§ **Material provided**
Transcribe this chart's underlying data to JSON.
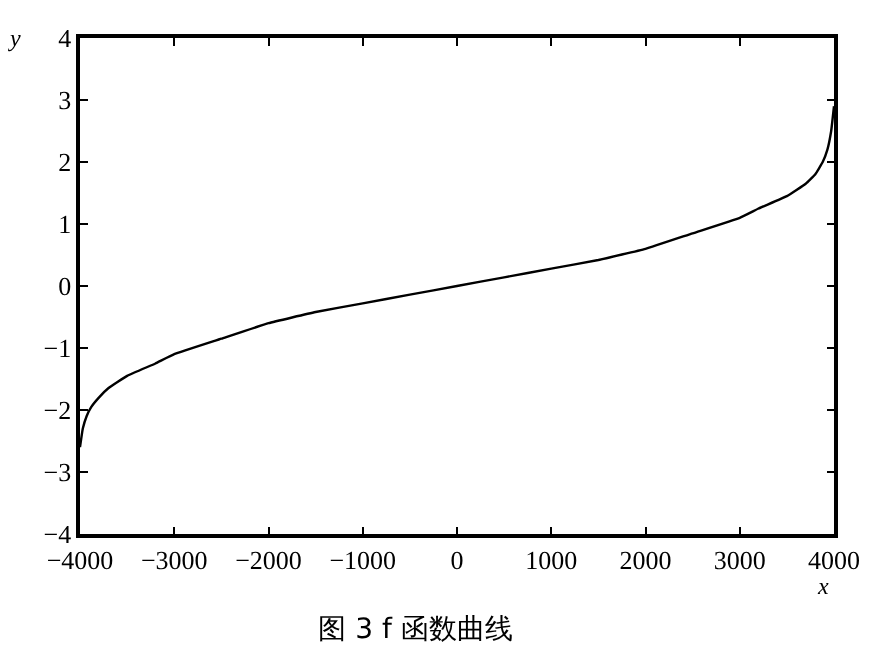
{
  "chart_data": {
    "type": "line",
    "title": "图 3 f 函数曲线",
    "xlabel": "x",
    "ylabel": "y",
    "x": [
      -4000,
      -3970,
      -3930,
      -3880,
      -3800,
      -3700,
      -3500,
      -3200,
      -3000,
      -2500,
      -2000,
      -1500,
      -1000,
      -500,
      0,
      500,
      1000,
      1500,
      2000,
      2500,
      3000,
      3200,
      3500,
      3700,
      3800,
      3880,
      3930,
      3970,
      4000
    ],
    "series": [
      {
        "color": "#000000",
        "values": [
          -2.6,
          -2.3,
          -2.1,
          -1.95,
          -1.8,
          -1.65,
          -1.45,
          -1.25,
          -1.1,
          -0.85,
          -0.6,
          -0.42,
          -0.28,
          -0.14,
          0,
          0.14,
          0.28,
          0.42,
          0.6,
          0.85,
          1.1,
          1.25,
          1.45,
          1.65,
          1.8,
          2.0,
          2.2,
          2.5,
          2.9
        ]
      }
    ],
    "xlim": [
      -4000,
      4000
    ],
    "xticks": [
      -4000,
      -3000,
      -2000,
      -1000,
      0,
      1000,
      2000,
      3000,
      4000
    ],
    "ylim": [
      -4,
      4
    ],
    "yticks": [
      -4,
      -3,
      -2,
      -1,
      0,
      1,
      2,
      3,
      4
    ],
    "legend": false,
    "marker": "none",
    "line_style": "solid"
  }
}
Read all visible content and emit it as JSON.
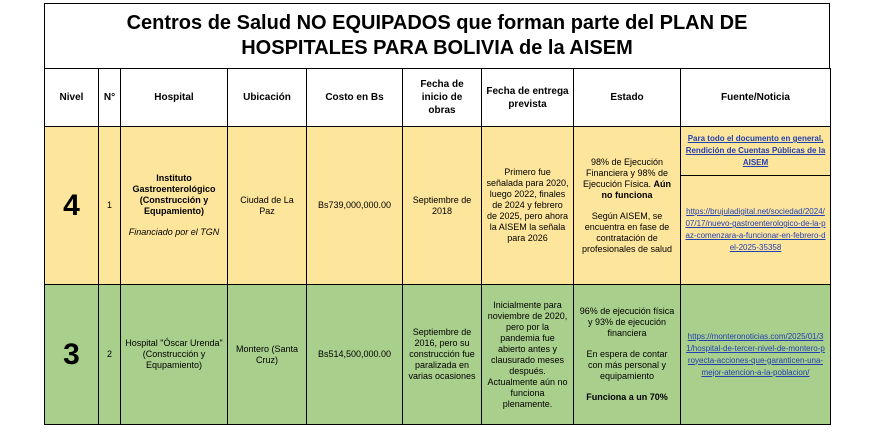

§ **What the exercise asks**
Take the data above and repeat it exactly, leaving each picture out.

§ **Full solution**
Transcribe this chart's underlying data to JSON.
{
  "chart_data": {
    "type": "line",
    "title": "图 3 f 函数曲线",
    "xlabel": "x",
    "ylabel": "y",
    "x": [
      -4000,
      -3970,
      -3930,
      -3880,
      -3800,
      -3700,
      -3500,
      -3200,
      -3000,
      -2500,
      -2000,
      -1500,
      -1000,
      -500,
      0,
      500,
      1000,
      1500,
      2000,
      2500,
      3000,
      3200,
      3500,
      3700,
      3800,
      3880,
      3930,
      3970,
      4000
    ],
    "series": [
      {
        "color": "#000000",
        "values": [
          -2.6,
          -2.3,
          -2.1,
          -1.95,
          -1.8,
          -1.65,
          -1.45,
          -1.25,
          -1.1,
          -0.85,
          -0.6,
          -0.42,
          -0.28,
          -0.14,
          0,
          0.14,
          0.28,
          0.42,
          0.6,
          0.85,
          1.1,
          1.25,
          1.45,
          1.65,
          1.8,
          2.0,
          2.2,
          2.5,
          2.9
        ]
      }
    ],
    "xlim": [
      -4000,
      4000
    ],
    "xticks": [
      -4000,
      -3000,
      -2000,
      -1000,
      0,
      1000,
      2000,
      3000,
      4000
    ],
    "ylim": [
      -4,
      4
    ],
    "yticks": [
      -4,
      -3,
      -2,
      -1,
      0,
      1,
      2,
      3,
      4
    ],
    "legend": false,
    "marker": "none",
    "line_style": "solid"
  }
}
Read all visible content and emit it as JSON.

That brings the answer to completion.